» **What the exercise asks**: Transcribe all of the material below word for word and leave out its pictures.
# # # # # # #
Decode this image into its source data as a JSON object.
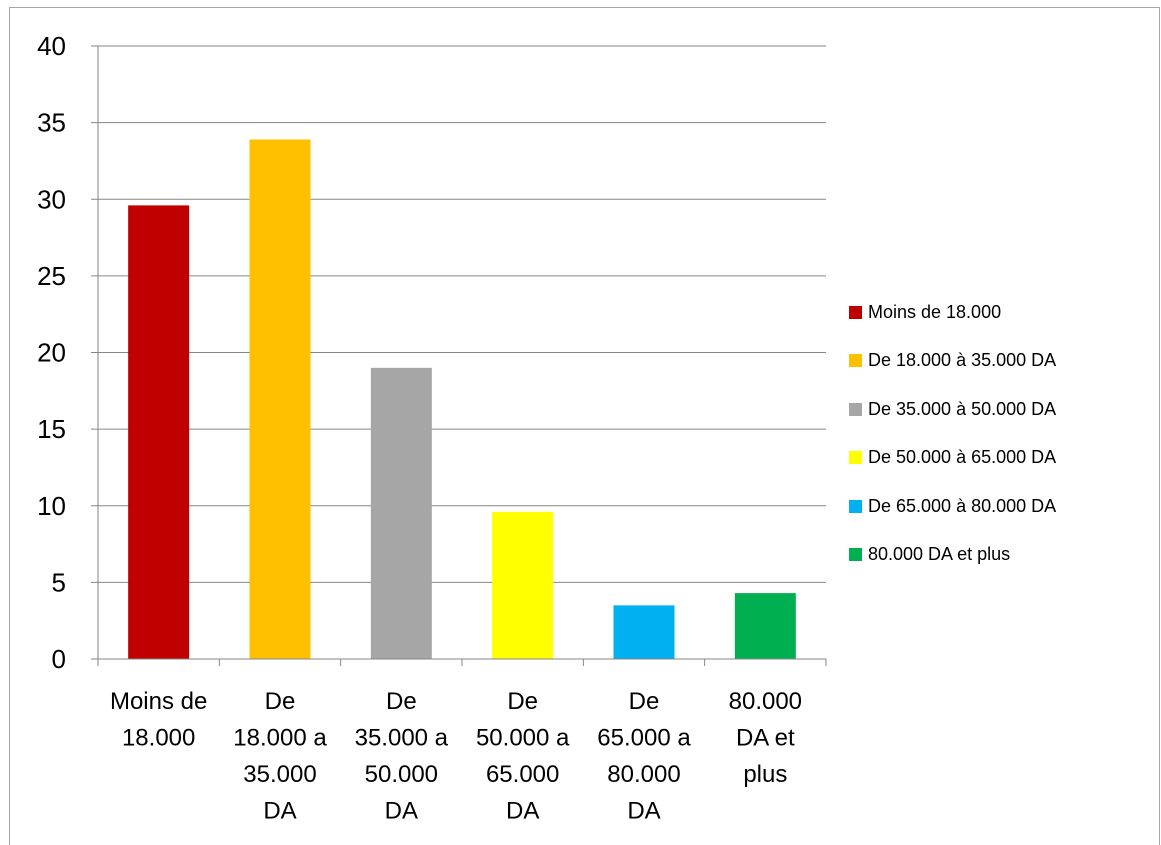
{
  "chart_data": {
    "type": "bar",
    "categories": [
      [
        "Moins de",
        "18.000"
      ],
      [
        "De",
        "18.000 a",
        "35.000",
        "DA"
      ],
      [
        "De",
        "35.000 a",
        "50.000",
        "DA"
      ],
      [
        "De",
        "50.000 a",
        "65.000",
        "DA"
      ],
      [
        "De",
        "65.000 a",
        "80.000",
        "DA"
      ],
      [
        "80.000",
        "DA et",
        "plus"
      ]
    ],
    "values": [
      29.6,
      33.9,
      19.0,
      9.6,
      3.5,
      4.3
    ],
    "colors": [
      "#c00000",
      "#ffc000",
      "#a6a6a6",
      "#ffff00",
      "#00b0f0",
      "#00b050"
    ],
    "ylim": [
      0,
      40
    ],
    "yticks": [
      0,
      5,
      10,
      15,
      20,
      25,
      30,
      35,
      40
    ],
    "grid": true,
    "legend_position": "right",
    "legend": [
      "Moins de 18.000",
      "De 18.000 à 35.000 DA",
      "De 35.000 à 50.000 DA",
      "De 50.000 à 65.000 DA",
      "De 65.000 à 80.000 DA",
      "80.000 DA et plus"
    ],
    "title": "",
    "xlabel": "",
    "ylabel": ""
  }
}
# # # # # # #
» **Answer**:
Decode this image into its source data as a JSON object.
{
  "chart_data": {
    "type": "bar",
    "categories": [
      [
        "Moins de",
        "18.000"
      ],
      [
        "De",
        "18.000 a",
        "35.000",
        "DA"
      ],
      [
        "De",
        "35.000 a",
        "50.000",
        "DA"
      ],
      [
        "De",
        "50.000 a",
        "65.000",
        "DA"
      ],
      [
        "De",
        "65.000 a",
        "80.000",
        "DA"
      ],
      [
        "80.000",
        "DA et",
        "plus"
      ]
    ],
    "values": [
      29.6,
      33.9,
      19.0,
      9.6,
      3.5,
      4.3
    ],
    "colors": [
      "#c00000",
      "#ffc000",
      "#a6a6a6",
      "#ffff00",
      "#00b0f0",
      "#00b050"
    ],
    "ylim": [
      0,
      40
    ],
    "yticks": [
      0,
      5,
      10,
      15,
      20,
      25,
      30,
      35,
      40
    ],
    "grid": true,
    "legend_position": "right",
    "legend": [
      "Moins de 18.000",
      "De 18.000 à 35.000 DA",
      "De 35.000 à 50.000 DA",
      "De 50.000 à 65.000 DA",
      "De 65.000 à 80.000 DA",
      "80.000 DA et plus"
    ],
    "title": "",
    "xlabel": "",
    "ylabel": ""
  }
}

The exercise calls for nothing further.